> [Data for this task]
## Begin

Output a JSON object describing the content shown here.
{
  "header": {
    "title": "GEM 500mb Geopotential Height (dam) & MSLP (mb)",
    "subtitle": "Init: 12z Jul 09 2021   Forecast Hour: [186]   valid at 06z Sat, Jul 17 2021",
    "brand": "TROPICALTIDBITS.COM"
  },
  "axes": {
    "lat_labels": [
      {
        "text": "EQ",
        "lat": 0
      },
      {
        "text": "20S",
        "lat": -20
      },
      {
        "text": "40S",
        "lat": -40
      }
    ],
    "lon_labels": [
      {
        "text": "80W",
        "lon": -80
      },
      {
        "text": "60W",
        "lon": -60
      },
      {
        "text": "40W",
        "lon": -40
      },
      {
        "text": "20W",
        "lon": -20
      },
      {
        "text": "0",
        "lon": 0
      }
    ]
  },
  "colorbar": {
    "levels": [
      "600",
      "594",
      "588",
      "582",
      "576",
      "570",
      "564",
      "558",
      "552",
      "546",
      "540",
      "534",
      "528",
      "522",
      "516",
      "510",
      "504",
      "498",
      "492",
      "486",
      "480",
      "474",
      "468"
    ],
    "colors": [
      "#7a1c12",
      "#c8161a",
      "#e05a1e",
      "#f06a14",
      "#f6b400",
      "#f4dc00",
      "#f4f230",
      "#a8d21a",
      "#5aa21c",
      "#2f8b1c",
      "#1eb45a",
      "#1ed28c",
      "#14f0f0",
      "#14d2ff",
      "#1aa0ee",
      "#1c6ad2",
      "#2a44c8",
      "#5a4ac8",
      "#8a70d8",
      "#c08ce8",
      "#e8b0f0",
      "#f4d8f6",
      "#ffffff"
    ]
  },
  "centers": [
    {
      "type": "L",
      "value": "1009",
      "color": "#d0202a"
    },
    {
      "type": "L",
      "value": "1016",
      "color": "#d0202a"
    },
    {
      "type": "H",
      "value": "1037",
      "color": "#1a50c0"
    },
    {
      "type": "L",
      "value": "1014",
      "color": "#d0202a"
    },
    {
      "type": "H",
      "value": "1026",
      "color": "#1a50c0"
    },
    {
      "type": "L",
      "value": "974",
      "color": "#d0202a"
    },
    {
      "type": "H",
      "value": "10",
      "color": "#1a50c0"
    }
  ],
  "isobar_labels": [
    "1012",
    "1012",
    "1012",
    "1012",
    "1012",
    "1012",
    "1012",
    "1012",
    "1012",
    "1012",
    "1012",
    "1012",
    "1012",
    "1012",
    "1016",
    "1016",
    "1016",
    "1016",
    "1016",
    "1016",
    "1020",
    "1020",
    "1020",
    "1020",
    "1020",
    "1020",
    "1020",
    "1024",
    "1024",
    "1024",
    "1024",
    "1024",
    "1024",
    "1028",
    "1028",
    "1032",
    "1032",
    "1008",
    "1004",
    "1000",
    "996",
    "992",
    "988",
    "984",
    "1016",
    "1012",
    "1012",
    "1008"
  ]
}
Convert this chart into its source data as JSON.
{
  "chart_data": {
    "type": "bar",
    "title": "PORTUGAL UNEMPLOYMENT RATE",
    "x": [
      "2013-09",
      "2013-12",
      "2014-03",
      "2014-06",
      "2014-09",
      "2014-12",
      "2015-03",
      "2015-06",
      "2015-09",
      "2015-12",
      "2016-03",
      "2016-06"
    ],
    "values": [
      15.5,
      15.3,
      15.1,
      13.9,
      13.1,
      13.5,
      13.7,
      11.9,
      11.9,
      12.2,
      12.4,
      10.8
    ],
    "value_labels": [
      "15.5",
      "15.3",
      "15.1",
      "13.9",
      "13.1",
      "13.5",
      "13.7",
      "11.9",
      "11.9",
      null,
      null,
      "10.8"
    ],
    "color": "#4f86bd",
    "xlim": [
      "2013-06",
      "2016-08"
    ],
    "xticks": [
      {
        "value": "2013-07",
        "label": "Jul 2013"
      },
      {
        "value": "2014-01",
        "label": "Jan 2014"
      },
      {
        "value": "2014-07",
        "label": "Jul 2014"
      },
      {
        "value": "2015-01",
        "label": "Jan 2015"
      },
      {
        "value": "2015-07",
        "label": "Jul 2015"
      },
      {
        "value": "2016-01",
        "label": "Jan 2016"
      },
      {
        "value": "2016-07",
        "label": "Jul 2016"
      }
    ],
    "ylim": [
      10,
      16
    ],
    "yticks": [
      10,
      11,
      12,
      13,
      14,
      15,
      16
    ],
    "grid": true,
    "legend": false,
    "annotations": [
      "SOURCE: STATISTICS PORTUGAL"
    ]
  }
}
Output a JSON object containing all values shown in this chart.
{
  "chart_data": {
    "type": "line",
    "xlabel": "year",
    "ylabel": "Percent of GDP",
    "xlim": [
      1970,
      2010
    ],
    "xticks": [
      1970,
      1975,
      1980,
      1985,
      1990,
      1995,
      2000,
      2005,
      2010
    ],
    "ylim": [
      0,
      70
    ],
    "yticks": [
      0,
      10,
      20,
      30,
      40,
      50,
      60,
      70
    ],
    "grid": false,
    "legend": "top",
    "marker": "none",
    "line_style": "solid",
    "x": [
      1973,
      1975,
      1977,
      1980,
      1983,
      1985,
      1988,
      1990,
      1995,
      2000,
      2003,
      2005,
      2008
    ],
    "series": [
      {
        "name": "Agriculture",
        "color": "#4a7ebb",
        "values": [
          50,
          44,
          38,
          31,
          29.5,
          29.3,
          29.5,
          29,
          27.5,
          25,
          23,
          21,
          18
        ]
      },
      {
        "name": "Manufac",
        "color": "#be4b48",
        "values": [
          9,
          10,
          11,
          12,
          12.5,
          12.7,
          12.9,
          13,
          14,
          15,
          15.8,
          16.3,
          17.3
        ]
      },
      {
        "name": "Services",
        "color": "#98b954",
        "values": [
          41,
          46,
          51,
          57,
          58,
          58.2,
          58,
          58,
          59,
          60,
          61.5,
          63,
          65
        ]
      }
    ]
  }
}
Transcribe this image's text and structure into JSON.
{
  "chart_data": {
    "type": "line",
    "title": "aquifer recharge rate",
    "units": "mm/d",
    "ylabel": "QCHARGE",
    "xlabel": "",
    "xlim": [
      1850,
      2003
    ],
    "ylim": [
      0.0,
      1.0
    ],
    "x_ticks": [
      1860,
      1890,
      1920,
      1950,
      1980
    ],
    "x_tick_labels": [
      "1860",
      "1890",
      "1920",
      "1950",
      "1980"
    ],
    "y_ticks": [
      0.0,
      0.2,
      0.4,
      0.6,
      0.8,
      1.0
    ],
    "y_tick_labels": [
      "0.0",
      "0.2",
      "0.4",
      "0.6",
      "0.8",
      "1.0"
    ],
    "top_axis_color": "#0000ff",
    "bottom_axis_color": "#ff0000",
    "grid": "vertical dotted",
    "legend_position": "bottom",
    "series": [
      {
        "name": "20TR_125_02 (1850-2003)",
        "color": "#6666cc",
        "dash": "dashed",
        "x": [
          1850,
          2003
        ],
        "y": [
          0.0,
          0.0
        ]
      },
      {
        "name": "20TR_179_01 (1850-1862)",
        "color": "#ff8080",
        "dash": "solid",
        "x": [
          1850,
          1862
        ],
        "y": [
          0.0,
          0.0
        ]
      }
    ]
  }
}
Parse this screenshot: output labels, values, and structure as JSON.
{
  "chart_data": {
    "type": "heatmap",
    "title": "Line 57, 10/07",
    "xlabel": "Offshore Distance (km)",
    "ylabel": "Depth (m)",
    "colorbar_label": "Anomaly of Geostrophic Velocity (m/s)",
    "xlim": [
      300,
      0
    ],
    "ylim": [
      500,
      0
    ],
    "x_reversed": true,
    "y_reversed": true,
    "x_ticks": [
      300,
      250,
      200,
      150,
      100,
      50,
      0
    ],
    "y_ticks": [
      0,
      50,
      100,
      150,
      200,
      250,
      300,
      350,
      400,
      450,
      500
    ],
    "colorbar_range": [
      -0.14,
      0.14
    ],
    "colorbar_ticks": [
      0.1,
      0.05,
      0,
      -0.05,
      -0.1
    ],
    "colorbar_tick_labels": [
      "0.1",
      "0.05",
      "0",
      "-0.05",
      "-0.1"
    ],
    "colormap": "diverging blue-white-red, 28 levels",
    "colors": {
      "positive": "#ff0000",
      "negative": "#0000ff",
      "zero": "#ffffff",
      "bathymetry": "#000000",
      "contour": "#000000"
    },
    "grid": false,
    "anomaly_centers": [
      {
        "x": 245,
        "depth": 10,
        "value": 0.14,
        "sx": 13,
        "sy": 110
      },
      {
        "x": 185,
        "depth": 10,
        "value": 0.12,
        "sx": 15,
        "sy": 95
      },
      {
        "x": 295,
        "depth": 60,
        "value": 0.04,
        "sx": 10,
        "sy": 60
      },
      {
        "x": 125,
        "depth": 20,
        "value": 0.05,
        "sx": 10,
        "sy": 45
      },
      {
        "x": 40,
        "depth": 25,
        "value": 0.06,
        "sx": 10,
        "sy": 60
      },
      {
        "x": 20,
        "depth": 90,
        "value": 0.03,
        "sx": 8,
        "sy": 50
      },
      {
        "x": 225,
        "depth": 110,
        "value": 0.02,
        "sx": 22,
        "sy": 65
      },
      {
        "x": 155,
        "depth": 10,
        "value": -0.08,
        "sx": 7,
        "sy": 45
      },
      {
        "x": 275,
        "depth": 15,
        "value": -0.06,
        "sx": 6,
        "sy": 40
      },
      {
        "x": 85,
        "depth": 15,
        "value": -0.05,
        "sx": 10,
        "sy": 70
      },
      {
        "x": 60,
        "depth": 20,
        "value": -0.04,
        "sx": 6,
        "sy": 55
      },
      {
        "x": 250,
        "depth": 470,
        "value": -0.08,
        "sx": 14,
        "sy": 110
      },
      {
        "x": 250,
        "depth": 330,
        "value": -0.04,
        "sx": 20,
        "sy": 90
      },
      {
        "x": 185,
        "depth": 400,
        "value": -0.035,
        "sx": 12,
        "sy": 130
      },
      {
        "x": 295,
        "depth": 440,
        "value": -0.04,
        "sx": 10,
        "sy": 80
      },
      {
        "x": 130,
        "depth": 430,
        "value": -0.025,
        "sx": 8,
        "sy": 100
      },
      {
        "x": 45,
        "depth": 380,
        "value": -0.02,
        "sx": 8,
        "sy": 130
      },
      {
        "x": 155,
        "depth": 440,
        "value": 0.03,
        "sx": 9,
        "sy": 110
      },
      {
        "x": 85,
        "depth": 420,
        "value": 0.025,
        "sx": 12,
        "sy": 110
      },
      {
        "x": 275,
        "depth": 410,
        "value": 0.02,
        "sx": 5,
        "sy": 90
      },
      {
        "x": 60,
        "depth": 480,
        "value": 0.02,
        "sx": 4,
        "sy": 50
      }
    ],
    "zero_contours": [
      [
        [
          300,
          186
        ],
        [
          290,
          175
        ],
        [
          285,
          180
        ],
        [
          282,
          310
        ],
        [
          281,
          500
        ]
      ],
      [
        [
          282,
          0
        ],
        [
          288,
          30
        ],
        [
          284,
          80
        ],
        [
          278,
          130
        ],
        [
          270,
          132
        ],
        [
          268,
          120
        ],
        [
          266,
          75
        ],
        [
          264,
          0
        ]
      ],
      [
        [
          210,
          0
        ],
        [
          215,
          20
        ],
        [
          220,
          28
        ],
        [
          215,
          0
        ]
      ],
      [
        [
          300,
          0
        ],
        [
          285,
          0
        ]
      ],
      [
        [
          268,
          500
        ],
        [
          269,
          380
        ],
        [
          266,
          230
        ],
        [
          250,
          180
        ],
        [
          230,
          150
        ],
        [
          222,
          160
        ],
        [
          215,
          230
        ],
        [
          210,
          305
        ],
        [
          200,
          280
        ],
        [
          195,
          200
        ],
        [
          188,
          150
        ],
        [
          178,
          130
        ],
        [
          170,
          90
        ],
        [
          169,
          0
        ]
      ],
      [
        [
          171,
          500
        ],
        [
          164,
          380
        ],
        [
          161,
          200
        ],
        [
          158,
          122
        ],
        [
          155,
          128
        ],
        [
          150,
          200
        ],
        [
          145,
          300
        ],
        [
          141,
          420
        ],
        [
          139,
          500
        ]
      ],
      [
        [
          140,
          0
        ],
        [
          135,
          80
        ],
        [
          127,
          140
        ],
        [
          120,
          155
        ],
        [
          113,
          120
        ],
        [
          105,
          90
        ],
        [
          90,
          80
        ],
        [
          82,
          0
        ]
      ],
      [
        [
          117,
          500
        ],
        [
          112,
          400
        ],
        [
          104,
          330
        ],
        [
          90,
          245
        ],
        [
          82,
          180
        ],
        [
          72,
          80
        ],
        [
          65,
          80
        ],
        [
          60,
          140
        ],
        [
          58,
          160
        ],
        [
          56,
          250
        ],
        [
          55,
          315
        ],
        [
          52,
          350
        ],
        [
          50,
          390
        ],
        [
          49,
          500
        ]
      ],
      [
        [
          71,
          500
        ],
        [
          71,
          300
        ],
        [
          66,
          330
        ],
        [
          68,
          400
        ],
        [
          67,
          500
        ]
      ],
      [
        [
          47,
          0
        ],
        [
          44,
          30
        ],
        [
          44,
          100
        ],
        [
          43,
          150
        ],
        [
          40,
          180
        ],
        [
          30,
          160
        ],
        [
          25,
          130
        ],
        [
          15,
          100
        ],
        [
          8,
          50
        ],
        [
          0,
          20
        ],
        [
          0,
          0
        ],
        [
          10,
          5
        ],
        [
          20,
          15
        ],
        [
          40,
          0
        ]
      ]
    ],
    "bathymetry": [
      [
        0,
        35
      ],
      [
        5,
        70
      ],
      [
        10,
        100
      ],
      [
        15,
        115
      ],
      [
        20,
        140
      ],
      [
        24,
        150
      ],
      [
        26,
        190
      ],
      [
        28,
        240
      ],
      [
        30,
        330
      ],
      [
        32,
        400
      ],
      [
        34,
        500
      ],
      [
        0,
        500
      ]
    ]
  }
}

## End

> [Exercise prompt] Go through the records and show every line with the string "object" in it.

> [Expected answer]
Output a JSON object describing the content shown here.
Output a JSON object containing all values shown in this chart.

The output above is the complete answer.